Records about charts and figures:
▼

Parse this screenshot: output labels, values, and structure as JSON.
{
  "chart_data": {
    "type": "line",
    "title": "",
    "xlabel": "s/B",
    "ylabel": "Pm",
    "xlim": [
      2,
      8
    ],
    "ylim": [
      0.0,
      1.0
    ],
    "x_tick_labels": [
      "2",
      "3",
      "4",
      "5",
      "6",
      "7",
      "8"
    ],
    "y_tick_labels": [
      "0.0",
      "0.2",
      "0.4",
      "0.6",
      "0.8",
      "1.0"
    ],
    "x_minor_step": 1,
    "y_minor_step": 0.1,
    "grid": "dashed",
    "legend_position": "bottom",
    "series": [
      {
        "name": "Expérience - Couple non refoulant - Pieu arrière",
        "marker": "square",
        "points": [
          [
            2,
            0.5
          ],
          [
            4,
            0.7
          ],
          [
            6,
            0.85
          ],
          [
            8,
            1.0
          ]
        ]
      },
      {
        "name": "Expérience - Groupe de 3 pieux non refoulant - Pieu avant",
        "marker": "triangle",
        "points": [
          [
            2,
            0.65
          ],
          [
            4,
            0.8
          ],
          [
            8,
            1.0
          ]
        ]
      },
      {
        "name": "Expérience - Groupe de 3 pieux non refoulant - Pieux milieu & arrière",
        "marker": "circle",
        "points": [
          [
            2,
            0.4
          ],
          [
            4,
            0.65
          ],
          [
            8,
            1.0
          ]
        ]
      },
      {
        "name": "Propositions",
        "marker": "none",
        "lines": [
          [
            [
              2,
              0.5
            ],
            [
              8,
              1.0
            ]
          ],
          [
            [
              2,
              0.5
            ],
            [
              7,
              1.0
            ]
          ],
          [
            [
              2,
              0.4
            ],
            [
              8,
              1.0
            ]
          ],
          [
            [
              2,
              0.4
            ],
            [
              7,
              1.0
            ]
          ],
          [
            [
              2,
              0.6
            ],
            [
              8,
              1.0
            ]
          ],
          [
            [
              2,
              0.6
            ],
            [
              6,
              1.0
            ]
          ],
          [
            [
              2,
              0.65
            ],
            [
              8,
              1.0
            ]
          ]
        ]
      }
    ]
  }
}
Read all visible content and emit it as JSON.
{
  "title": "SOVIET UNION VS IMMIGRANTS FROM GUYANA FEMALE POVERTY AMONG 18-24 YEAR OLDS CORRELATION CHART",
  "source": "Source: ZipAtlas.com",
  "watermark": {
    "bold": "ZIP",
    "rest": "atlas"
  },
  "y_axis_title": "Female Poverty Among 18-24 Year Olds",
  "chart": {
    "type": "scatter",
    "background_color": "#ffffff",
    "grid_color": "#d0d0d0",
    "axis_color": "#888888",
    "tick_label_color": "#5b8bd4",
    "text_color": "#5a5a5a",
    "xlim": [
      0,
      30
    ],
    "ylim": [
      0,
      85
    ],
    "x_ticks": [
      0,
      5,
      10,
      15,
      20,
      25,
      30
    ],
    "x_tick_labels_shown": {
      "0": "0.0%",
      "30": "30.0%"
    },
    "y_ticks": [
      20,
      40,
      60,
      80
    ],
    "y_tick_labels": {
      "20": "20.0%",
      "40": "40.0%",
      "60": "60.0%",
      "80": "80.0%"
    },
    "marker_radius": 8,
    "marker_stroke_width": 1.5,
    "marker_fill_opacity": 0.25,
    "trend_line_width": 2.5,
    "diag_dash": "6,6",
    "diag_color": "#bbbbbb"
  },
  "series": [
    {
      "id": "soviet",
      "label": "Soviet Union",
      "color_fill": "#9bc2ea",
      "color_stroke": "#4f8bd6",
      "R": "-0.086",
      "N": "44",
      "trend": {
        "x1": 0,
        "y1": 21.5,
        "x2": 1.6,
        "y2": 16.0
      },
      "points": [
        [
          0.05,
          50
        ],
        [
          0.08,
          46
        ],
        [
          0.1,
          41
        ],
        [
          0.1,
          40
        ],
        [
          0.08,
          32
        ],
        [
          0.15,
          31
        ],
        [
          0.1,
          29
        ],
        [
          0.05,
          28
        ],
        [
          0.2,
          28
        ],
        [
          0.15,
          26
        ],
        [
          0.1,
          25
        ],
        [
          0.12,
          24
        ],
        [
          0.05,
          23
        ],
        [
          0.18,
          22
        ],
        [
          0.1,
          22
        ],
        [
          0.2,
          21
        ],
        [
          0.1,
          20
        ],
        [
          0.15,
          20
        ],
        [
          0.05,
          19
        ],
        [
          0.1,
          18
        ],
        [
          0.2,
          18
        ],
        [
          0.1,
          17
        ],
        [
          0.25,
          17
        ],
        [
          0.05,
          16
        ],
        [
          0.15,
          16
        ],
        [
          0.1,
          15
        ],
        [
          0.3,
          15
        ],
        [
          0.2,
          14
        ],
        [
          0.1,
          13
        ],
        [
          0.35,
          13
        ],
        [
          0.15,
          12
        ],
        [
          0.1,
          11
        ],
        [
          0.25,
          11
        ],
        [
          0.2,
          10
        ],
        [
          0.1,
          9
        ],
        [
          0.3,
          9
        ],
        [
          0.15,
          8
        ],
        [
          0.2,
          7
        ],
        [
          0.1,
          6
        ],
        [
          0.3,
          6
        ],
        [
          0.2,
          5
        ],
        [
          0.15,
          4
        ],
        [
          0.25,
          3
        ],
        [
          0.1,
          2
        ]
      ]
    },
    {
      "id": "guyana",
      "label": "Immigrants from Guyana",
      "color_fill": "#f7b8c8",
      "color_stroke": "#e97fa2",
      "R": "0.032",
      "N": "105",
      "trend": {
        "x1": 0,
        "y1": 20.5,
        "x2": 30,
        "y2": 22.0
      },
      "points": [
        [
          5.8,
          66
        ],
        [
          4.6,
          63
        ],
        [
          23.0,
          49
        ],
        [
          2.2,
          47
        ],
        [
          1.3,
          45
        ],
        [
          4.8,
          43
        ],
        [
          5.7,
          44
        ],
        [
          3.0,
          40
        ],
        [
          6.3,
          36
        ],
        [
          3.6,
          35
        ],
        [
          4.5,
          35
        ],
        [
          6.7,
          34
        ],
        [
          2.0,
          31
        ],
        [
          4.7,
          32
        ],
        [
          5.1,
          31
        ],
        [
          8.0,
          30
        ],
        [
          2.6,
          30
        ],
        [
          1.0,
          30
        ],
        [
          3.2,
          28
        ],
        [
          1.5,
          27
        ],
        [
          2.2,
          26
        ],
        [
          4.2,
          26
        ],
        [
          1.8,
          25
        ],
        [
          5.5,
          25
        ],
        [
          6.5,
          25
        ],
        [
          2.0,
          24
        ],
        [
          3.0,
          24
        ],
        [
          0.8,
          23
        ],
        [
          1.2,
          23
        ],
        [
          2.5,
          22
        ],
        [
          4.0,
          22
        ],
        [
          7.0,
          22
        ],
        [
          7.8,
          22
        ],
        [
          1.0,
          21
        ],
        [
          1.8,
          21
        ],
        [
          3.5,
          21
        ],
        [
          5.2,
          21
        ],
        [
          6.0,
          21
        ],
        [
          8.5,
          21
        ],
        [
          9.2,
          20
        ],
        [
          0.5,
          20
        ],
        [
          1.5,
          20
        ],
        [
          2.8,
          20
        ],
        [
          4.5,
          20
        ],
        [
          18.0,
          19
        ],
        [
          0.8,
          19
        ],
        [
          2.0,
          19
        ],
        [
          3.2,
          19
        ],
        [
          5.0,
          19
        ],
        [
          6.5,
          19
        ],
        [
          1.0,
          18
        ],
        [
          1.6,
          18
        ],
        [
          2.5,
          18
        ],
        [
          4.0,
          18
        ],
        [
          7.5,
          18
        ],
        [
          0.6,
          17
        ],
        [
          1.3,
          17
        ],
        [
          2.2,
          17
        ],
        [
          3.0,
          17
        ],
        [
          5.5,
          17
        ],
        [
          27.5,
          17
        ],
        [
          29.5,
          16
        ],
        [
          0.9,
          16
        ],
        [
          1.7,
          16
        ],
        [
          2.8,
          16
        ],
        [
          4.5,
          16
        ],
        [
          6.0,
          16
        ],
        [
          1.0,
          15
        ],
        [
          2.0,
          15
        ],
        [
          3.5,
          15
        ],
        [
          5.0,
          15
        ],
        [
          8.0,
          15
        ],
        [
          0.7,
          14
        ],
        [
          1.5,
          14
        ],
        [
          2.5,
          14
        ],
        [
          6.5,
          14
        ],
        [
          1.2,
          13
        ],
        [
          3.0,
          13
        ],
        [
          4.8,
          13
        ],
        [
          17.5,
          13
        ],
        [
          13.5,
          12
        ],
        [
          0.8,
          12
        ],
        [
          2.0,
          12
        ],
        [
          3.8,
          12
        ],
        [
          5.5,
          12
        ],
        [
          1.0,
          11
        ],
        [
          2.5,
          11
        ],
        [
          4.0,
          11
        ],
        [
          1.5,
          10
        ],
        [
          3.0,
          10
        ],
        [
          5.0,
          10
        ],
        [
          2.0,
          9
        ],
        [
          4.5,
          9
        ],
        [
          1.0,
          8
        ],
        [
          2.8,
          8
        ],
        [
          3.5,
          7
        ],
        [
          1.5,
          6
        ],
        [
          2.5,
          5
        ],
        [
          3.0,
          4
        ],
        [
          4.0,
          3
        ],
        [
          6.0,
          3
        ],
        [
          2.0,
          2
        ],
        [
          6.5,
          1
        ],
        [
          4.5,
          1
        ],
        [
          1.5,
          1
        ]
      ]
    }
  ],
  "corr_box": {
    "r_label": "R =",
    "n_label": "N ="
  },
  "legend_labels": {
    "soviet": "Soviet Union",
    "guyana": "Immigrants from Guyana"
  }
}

▲

#### What is required
Search the data for "Expérience". Copy every matching line.

#### Exercise result
        "name": "Expérience - Couple non refoulant - Pieu arrière",
        "name": "Expérience - Groupe de 3 pieux non refoulant - Pieu avant",
        "name": "Expérience - Groupe de 3 pieux non refoulant - Pieux milieu & arrière",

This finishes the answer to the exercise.